→ **Short task**: Every line of the material is to be repeated exactly as it stands.

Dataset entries
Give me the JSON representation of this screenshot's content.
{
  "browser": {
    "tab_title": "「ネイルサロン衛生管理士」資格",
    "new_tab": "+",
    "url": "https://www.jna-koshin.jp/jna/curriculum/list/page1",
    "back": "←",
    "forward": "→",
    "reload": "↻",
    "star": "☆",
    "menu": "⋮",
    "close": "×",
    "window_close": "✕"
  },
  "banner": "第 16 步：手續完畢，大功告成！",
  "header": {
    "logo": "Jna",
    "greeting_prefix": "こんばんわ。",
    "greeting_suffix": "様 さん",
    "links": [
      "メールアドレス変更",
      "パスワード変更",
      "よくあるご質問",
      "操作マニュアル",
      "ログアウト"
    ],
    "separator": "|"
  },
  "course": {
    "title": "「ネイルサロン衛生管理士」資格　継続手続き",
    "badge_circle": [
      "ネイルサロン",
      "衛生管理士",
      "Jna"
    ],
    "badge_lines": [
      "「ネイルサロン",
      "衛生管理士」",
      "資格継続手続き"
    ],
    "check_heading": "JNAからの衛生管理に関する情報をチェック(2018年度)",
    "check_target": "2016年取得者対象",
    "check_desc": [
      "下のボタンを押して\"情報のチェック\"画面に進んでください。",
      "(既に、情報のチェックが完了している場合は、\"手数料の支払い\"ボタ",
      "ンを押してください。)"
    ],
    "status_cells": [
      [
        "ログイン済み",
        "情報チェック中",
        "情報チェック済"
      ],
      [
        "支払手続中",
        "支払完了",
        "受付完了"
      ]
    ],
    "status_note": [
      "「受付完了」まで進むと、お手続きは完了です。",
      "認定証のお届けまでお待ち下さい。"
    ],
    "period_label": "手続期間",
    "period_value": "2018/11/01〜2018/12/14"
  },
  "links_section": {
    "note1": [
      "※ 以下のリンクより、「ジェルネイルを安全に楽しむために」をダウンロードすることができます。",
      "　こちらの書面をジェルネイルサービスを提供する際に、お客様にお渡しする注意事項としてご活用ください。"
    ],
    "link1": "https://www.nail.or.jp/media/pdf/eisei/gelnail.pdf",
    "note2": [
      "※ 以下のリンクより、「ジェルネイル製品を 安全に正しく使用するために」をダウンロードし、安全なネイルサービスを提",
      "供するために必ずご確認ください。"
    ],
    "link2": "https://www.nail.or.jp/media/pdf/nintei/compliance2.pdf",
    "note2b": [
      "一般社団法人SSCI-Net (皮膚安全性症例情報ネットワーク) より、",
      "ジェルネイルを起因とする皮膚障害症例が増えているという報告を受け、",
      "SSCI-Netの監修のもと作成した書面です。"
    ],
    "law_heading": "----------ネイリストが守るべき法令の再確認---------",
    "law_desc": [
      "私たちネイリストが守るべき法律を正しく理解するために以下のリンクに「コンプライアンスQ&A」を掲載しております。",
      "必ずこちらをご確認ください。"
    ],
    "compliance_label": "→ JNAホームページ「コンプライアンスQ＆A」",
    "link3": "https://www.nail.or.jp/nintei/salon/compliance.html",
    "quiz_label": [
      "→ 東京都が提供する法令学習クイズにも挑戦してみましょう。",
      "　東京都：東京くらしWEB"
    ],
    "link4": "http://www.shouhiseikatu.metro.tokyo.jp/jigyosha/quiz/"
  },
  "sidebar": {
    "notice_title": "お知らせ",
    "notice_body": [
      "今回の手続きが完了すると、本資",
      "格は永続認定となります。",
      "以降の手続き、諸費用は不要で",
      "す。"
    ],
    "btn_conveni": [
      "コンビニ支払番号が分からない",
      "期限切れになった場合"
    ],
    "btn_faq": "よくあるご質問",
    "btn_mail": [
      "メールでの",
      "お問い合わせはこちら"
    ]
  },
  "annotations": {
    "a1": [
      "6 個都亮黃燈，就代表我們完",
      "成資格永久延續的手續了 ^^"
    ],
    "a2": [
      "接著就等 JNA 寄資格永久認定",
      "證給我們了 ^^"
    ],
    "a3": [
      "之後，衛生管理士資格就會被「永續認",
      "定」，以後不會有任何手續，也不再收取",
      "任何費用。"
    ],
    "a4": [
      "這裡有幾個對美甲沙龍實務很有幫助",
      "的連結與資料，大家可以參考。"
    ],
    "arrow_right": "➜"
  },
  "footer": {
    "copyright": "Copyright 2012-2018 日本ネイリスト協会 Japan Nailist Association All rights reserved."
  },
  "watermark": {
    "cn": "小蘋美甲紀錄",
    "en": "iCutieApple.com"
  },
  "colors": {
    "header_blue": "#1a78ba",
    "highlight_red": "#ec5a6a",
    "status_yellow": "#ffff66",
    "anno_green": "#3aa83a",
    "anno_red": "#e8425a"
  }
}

→ **Exercise answer**:
Give me the JSON representation of this screenshot's content.
{
  "browser": {
    "tab_title": "「ネイルサロン衛生管理士」資格",
    "new_tab": "+",
    "url": "https://www.jna-koshin.jp/jna/curriculum/list/page1",
    "back": "←",
    "forward": "→",
    "reload": "↻",
    "star": "☆",
    "menu": "⋮",
    "close": "×",
    "window_close": "✕"
  },
  "banner": "第 16 步：手續完畢，大功告成！",
  "header": {
    "logo": "Jna",
    "greeting_prefix": "こんばんわ。",
    "greeting_suffix": "様 さん",
    "links": [
      "メールアドレス変更",
      "パスワード変更",
      "よくあるご質問",
      "操作マニュアル",
      "ログアウト"
    ],
    "separator": "|"
  },
  "course": {
    "title": "「ネイルサロン衛生管理士」資格　継続手続き",
    "badge_circle": [
      "ネイルサロン",
      "衛生管理士",
      "Jna"
    ],
    "badge_lines": [
      "「ネイルサロン",
      "衛生管理士」",
      "資格継続手続き"
    ],
    "check_heading": "JNAからの衛生管理に関する情報をチェック(2018年度)",
    "check_target": "2016年取得者対象",
    "check_desc": [
      "下のボタンを押して\"情報のチェック\"画面に進んでください。",
      "(既に、情報のチェックが完了している場合は、\"手数料の支払い\"ボタ",
      "ンを押してください。)"
    ],
    "status_cells": [
      [
        "ログイン済み",
        "情報チェック中",
        "情報チェック済"
      ],
      [
        "支払手続中",
        "支払完了",
        "受付完了"
      ]
    ],
    "status_note": [
      "「受付完了」まで進むと、お手続きは完了です。",
      "認定証のお届けまでお待ち下さい。"
    ],
    "period_label": "手続期間",
    "period_value": "2018/11/01〜2018/12/14"
  },
  "links_section": {
    "note1": [
      "※ 以下のリンクより、「ジェルネイルを安全に楽しむために」をダウンロードすることができます。",
      "　こちらの書面をジェルネイルサービスを提供する際に、お客様にお渡しする注意事項としてご活用ください。"
    ],
    "link1": "https://www.nail.or.jp/media/pdf/eisei/gelnail.pdf",
    "note2": [
      "※ 以下のリンクより、「ジェルネイル製品を 安全に正しく使用するために」をダウンロードし、安全なネイルサービスを提",
      "供するために必ずご確認ください。"
    ],
    "link2": "https://www.nail.or.jp/media/pdf/nintei/compliance2.pdf",
    "note2b": [
      "一般社団法人SSCI-Net (皮膚安全性症例情報ネットワーク) より、",
      "ジェルネイルを起因とする皮膚障害症例が増えているという報告を受け、",
      "SSCI-Netの監修のもと作成した書面です。"
    ],
    "law_heading": "----------ネイリストが守るべき法令の再確認---------",
    "law_desc": [
      "私たちネイリストが守るべき法律を正しく理解するために以下のリンクに「コンプライアンスQ&A」を掲載しております。",
      "必ずこちらをご確認ください。"
    ],
    "compliance_label": "→ JNAホームページ「コンプライアンスQ＆A」",
    "link3": "https://www.nail.or.jp/nintei/salon/compliance.html",
    "quiz_label": [
      "→ 東京都が提供する法令学習クイズにも挑戦してみましょう。",
      "　東京都：東京くらしWEB"
    ],
    "link4": "http://www.shouhiseikatu.metro.tokyo.jp/jigyosha/quiz/"
  },
  "sidebar": {
    "notice_title": "お知らせ",
    "notice_body": [
      "今回の手続きが完了すると、本資",
      "格は永続認定となります。",
      "以降の手続き、諸費用は不要で",
      "す。"
    ],
    "btn_conveni": [
      "コンビニ支払番号が分からない",
      "期限切れになった場合"
    ],
    "btn_faq": "よくあるご質問",
    "btn_mail": [
      "メールでの",
      "お問い合わせはこちら"
    ]
  },
  "annotations": {
    "a1": [
      "6 個都亮黃燈，就代表我們完",
      "成資格永久延續的手續了 ^^"
    ],
    "a2": [
      "接著就等 JNA 寄資格永久認定",
      "證給我們了 ^^"
    ],
    "a3": [
      "之後，衛生管理士資格就會被「永續認",
      "定」，以後不會有任何手續，也不再收取",
      "任何費用。"
    ],
    "a4": [
      "這裡有幾個對美甲沙龍實務很有幫助",
      "的連結與資料，大家可以參考。"
    ],
    "arrow_right": "➜"
  },
  "footer": {
    "copyright": "Copyright 2012-2018 日本ネイリスト協会 Japan Nailist Association All rights reserved."
  },
  "watermark": {
    "cn": "小蘋美甲紀錄",
    "en": "iCutieApple.com"
  },
  "colors": {
    "header_blue": "#1a78ba",
    "highlight_red": "#ec5a6a",
    "status_yellow": "#ffff66",
    "anno_green": "#3aa83a",
    "anno_red": "#e8425a"
  }
}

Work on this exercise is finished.